What you will do: Every line below is to be quoted exactly, with nothing added or dropped.

Available data:
* start *

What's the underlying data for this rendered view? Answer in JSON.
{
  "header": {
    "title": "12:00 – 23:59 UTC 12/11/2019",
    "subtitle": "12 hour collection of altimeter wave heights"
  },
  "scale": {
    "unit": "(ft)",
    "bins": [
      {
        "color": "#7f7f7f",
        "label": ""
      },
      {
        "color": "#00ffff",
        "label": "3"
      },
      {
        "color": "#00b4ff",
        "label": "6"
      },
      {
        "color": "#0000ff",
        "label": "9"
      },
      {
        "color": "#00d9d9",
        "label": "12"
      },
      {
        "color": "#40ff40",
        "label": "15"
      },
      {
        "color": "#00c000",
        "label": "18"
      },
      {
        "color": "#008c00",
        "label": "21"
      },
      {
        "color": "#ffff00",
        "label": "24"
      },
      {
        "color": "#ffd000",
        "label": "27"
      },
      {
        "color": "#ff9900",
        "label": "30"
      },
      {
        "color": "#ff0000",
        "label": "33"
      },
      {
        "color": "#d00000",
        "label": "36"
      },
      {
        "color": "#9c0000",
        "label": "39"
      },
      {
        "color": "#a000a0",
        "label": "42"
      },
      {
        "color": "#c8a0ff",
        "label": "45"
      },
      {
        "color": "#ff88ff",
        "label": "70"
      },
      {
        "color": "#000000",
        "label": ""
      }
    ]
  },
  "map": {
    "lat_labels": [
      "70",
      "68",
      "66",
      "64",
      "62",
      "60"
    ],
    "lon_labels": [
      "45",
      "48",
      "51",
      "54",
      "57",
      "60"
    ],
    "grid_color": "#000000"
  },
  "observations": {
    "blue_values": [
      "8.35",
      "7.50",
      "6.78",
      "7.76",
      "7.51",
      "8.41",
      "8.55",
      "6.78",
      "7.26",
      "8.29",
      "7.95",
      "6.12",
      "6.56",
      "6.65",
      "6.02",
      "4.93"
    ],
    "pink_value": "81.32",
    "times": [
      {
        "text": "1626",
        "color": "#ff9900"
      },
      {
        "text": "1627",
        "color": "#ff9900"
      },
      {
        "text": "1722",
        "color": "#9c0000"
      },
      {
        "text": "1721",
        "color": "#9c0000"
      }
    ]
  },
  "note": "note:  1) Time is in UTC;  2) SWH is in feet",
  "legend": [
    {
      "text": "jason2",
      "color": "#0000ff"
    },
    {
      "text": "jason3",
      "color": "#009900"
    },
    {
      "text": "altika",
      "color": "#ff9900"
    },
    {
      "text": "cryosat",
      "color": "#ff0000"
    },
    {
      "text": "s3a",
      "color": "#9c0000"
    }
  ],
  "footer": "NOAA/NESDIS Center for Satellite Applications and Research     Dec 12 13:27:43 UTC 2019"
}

* end *

Worked answer:
What's the underlying data for this rendered view? Answer in JSON.
{
  "header": {
    "title": "12:00 – 23:59 UTC 12/11/2019",
    "subtitle": "12 hour collection of altimeter wave heights"
  },
  "scale": {
    "unit": "(ft)",
    "bins": [
      {
        "color": "#7f7f7f",
        "label": ""
      },
      {
        "color": "#00ffff",
        "label": "3"
      },
      {
        "color": "#00b4ff",
        "label": "6"
      },
      {
        "color": "#0000ff",
        "label": "9"
      },
      {
        "color": "#00d9d9",
        "label": "12"
      },
      {
        "color": "#40ff40",
        "label": "15"
      },
      {
        "color": "#00c000",
        "label": "18"
      },
      {
        "color": "#008c00",
        "label": "21"
      },
      {
        "color": "#ffff00",
        "label": "24"
      },
      {
        "color": "#ffd000",
        "label": "27"
      },
      {
        "color": "#ff9900",
        "label": "30"
      },
      {
        "color": "#ff0000",
        "label": "33"
      },
      {
        "color": "#d00000",
        "label": "36"
      },
      {
        "color": "#9c0000",
        "label": "39"
      },
      {
        "color": "#a000a0",
        "label": "42"
      },
      {
        "color": "#c8a0ff",
        "label": "45"
      },
      {
        "color": "#ff88ff",
        "label": "70"
      },
      {
        "color": "#000000",
        "label": ""
      }
    ]
  },
  "map": {
    "lat_labels": [
      "70",
      "68",
      "66",
      "64",
      "62",
      "60"
    ],
    "lon_labels": [
      "45",
      "48",
      "51",
      "54",
      "57",
      "60"
    ],
    "grid_color": "#000000"
  },
  "observations": {
    "blue_values": [
      "8.35",
      "7.50",
      "6.78",
      "7.76",
      "7.51",
      "8.41",
      "8.55",
      "6.78",
      "7.26",
      "8.29",
      "7.95",
      "6.12",
      "6.56",
      "6.65",
      "6.02",
      "4.93"
    ],
    "pink_value": "81.32",
    "times": [
      {
        "text": "1626",
        "color": "#ff9900"
      },
      {
        "text": "1627",
        "color": "#ff9900"
      },
      {
        "text": "1722",
        "color": "#9c0000"
      },
      {
        "text": "1721",
        "color": "#9c0000"
      }
    ]
  },
  "note": "note:  1) Time is in UTC;  2) SWH is in feet",
  "legend": [
    {
      "text": "jason2",
      "color": "#0000ff"
    },
    {
      "text": "jason3",
      "color": "#009900"
    },
    {
      "text": "altika",
      "color": "#ff9900"
    },
    {
      "text": "cryosat",
      "color": "#ff0000"
    },
    {
      "text": "s3a",
      "color": "#9c0000"
    }
  ],
  "footer": "NOAA/NESDIS Center for Satellite Applications and Research     Dec 12 13:27:43 UTC 2019"
}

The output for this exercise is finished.